* _GIVEN TASK_
Edit every row below so that "Quick Sort" becomes "Quicksort" wherever it appears, keeping all other text the same, and leave the pictures out of your answer.

* _DATASET RECORDS_

----

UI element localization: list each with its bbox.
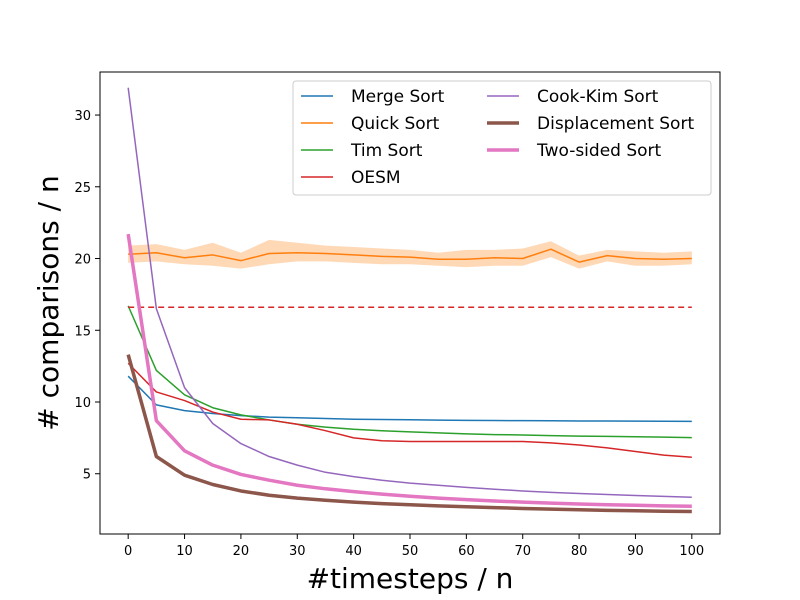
y-tick-label-30: 30: [74, 109, 91, 124]
y-tick-label-5: 5: [83, 468, 91, 483]
legend-label-oesm: OESM: [351, 168, 401, 188]
y-tick-label-25: 25: [74, 181, 91, 196]
merge-sort-line: [127, 375, 692, 423]
oesm-line: [127, 362, 692, 458]
y-tick-label-15: 15: [74, 324, 91, 339]
quick-sort-band-layer: [128, 239, 692, 269]
tim-sort-line: [127, 305, 692, 439]
x-tick-label-80: 80: [571, 544, 588, 559]
legend-box: [292, 80, 712, 196]
x-axis-ticks: 0 10 20 30 40 50 60 70 80 90 100: [124, 534, 704, 559]
x-tick-label-0: 0: [124, 544, 132, 559]
x-tick-label-70: 70: [514, 544, 531, 559]
x-tick-label-40: 40: [345, 544, 362, 559]
y-tick-label-10: 10: [74, 396, 91, 411]
legend-label-tim-sort: Tim Sort: [350, 141, 423, 161]
series-layer: [126, 87, 692, 514]
legend-label-quick-sort: Quick Sort: [351, 114, 440, 134]
legend-label-merge-sort: Merge Sort: [351, 87, 445, 107]
x-tick-label-10: 10: [176, 544, 193, 559]
displacement-sort-line: [126, 354, 692, 514]
legend: Merge Sort Quick Sort Tim Sort OESM Cook-Kim…: [292, 80, 712, 196]
x-tick-label-20: 20: [233, 544, 250, 559]
y-axis-label: # comparisons / n: [32, 175, 65, 430]
x-tick-label-60: 60: [458, 544, 475, 559]
legend-label-displacement-sort: Displacement Sort: [537, 114, 694, 134]
x-tick-label-50: 50: [402, 544, 419, 559]
x-tick-label-30: 30: [289, 544, 306, 559]
legend-label-two-sided-sort: Two-sided Sort: [536, 141, 662, 161]
quick-sort-band: [128, 239, 692, 269]
y-tick-label-20: 20: [74, 253, 91, 268]
y-axis-ticks: 5 10 15 20 25 30: [74, 109, 100, 483]
legend-label-cook-kim-sort: Cook-Kim Sort: [537, 87, 659, 107]
x-tick-label-100: 100: [679, 544, 704, 559]
quick-sort-line: [128, 248, 692, 263]
x-tick-label-90: 90: [627, 544, 644, 559]
cook-kim-sort-line: [127, 87, 692, 499]
x-axis-label: #timesteps / n: [307, 562, 514, 595]
two-sided-sort-line: [126, 233, 692, 509]
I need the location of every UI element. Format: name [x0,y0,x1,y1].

----

* _RESULT OF THIS TASK_
UI element localization: list each with its bbox.
y-tick-label-30: 30: [74, 109, 91, 124]
y-tick-label-5: 5: [83, 468, 91, 483]
legend-label-oesm: OESM: [351, 168, 401, 188]
y-tick-label-25: 25: [74, 181, 91, 196]
merge-sort-line: [127, 375, 692, 423]
oesm-line: [127, 362, 692, 458]
y-tick-label-15: 15: [74, 324, 91, 339]
quick-sort-band-layer: [128, 239, 692, 269]
tim-sort-line: [127, 305, 692, 439]
x-tick-label-80: 80: [571, 544, 588, 559]
legend-box: [292, 80, 712, 196]
x-axis-ticks: 0 10 20 30 40 50 60 70 80 90 100: [124, 534, 704, 559]
x-tick-label-0: 0: [124, 544, 132, 559]
x-tick-label-70: 70: [514, 544, 531, 559]
x-tick-label-40: 40: [345, 544, 362, 559]
y-tick-label-10: 10: [74, 396, 91, 411]
legend-label-tim-sort: Tim Sort: [350, 141, 423, 161]
series-layer: [126, 87, 692, 514]
legend-label-quick-sort: Quicksort: [351, 114, 440, 134]
legend-label-merge-sort: Merge Sort: [351, 87, 445, 107]
x-tick-label-10: 10: [176, 544, 193, 559]
displacement-sort-line: [126, 354, 692, 514]
legend: Merge Sort Quicksort Tim Sort OESM Cook-Kim…: [292, 80, 712, 196]
x-tick-label-20: 20: [233, 544, 250, 559]
y-axis-label: # comparisons / n: [32, 175, 65, 430]
x-tick-label-60: 60: [458, 544, 475, 559]
legend-label-displacement-sort: Displacement Sort: [537, 114, 694, 134]
x-tick-label-50: 50: [402, 544, 419, 559]
x-tick-label-30: 30: [289, 544, 306, 559]
legend-label-two-sided-sort: Two-sided Sort: [536, 141, 662, 161]
quick-sort-band: [128, 239, 692, 269]
y-tick-label-20: 20: [74, 253, 91, 268]
y-axis-ticks: 5 10 15 20 25 30: [74, 109, 100, 483]
legend-label-cook-kim-sort: Cook-Kim Sort: [537, 87, 659, 107]
x-tick-label-100: 100: [679, 544, 704, 559]
quick-sort-line: [128, 248, 692, 263]
x-tick-label-90: 90: [627, 544, 644, 559]
cook-kim-sort-line: [127, 87, 692, 499]
x-axis-label: #timesteps / n: [307, 562, 514, 595]
two-sided-sort-line: [126, 233, 692, 509]
I need the location of every UI element. Format: name [x0,y0,x1,y1].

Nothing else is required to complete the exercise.